(PROVIDED RECORDS):

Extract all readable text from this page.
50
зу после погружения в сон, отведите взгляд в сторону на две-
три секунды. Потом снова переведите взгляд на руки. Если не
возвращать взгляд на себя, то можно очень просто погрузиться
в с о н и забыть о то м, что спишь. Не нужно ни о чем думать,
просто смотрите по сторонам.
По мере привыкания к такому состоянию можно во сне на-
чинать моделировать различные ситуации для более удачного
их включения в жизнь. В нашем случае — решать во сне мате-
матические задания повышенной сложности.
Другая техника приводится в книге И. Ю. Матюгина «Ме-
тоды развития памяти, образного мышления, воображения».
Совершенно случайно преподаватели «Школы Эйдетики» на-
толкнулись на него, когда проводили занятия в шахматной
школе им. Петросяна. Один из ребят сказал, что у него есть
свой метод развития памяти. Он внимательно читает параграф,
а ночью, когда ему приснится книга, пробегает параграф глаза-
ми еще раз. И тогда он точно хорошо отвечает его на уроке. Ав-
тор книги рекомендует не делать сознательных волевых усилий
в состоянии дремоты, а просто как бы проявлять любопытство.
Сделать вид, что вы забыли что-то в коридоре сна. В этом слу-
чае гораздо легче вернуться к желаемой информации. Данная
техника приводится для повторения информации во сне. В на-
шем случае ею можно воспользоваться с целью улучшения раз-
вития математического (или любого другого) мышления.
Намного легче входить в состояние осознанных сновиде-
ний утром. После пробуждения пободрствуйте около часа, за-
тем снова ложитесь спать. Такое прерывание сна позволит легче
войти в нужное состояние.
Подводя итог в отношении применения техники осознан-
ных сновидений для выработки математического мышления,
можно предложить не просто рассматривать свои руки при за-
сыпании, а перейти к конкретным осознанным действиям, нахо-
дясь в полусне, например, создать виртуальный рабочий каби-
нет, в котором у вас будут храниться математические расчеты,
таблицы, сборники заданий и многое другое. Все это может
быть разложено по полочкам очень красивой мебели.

(OBJECTIVE):
Say how many lines above hold the word "когда", giving only the count.

(WRITTEN ANSWER):
2